**Goal:** For this exercise, repeat all of the material verbatim apart from its images.

Extracted records
==============================

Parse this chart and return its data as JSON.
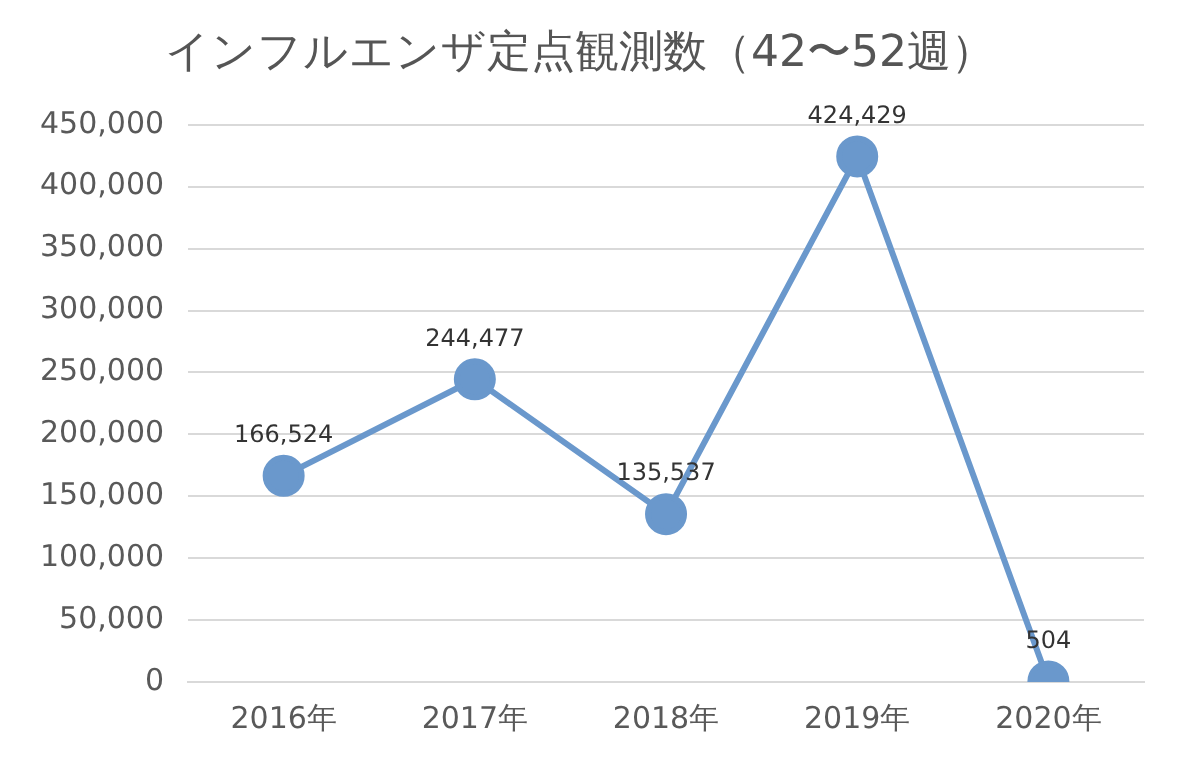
{
  "chart_data": {
    "type": "line",
    "title": "インフルエンザ定点観測数（42〜52週）",
    "categories": [
      "2016年",
      "2017年",
      "2018年",
      "2019年",
      "2020年"
    ],
    "series": [
      {
        "color": "#6a98cc",
        "values": [
          166524,
          244477,
          135537,
          424429,
          504
        ],
        "value_labels": [
          "166,524",
          "244,477",
          "135,537",
          "424,429",
          "504"
        ]
      }
    ],
    "ylim": [
      0,
      450000
    ],
    "yticks": [
      {
        "value": 0,
        "label": "0"
      },
      {
        "value": 50000,
        "label": "50,000"
      },
      {
        "value": 100000,
        "label": "100,000"
      },
      {
        "value": 150000,
        "label": "150,000"
      },
      {
        "value": 200000,
        "label": "200,000"
      },
      {
        "value": 250000,
        "label": "250,000"
      },
      {
        "value": 300000,
        "label": "300,000"
      },
      {
        "value": 350000,
        "label": "350,000"
      },
      {
        "value": 400000,
        "label": "400,000"
      },
      {
        "value": 450000,
        "label": "450,000"
      }
    ],
    "grid": "y",
    "legend": false,
    "marker": "circle",
    "line_style": "solid"
  }
}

==============================

**Completed task:**
Parse this chart and return its data as JSON.
{
  "chart_data": {
    "type": "line",
    "title": "インフルエンザ定点観測数（42〜52週）",
    "categories": [
      "2016年",
      "2017年",
      "2018年",
      "2019年",
      "2020年"
    ],
    "series": [
      {
        "color": "#6a98cc",
        "values": [
          166524,
          244477,
          135537,
          424429,
          504
        ],
        "value_labels": [
          "166,524",
          "244,477",
          "135,537",
          "424,429",
          "504"
        ]
      }
    ],
    "ylim": [
      0,
      450000
    ],
    "yticks": [
      {
        "value": 0,
        "label": "0"
      },
      {
        "value": 50000,
        "label": "50,000"
      },
      {
        "value": 100000,
        "label": "100,000"
      },
      {
        "value": 150000,
        "label": "150,000"
      },
      {
        "value": 200000,
        "label": "200,000"
      },
      {
        "value": 250000,
        "label": "250,000"
      },
      {
        "value": 300000,
        "label": "300,000"
      },
      {
        "value": 350000,
        "label": "350,000"
      },
      {
        "value": 400000,
        "label": "400,000"
      },
      {
        "value": 450000,
        "label": "450,000"
      }
    ],
    "grid": "y",
    "legend": false,
    "marker": "circle",
    "line_style": "solid"
  }
}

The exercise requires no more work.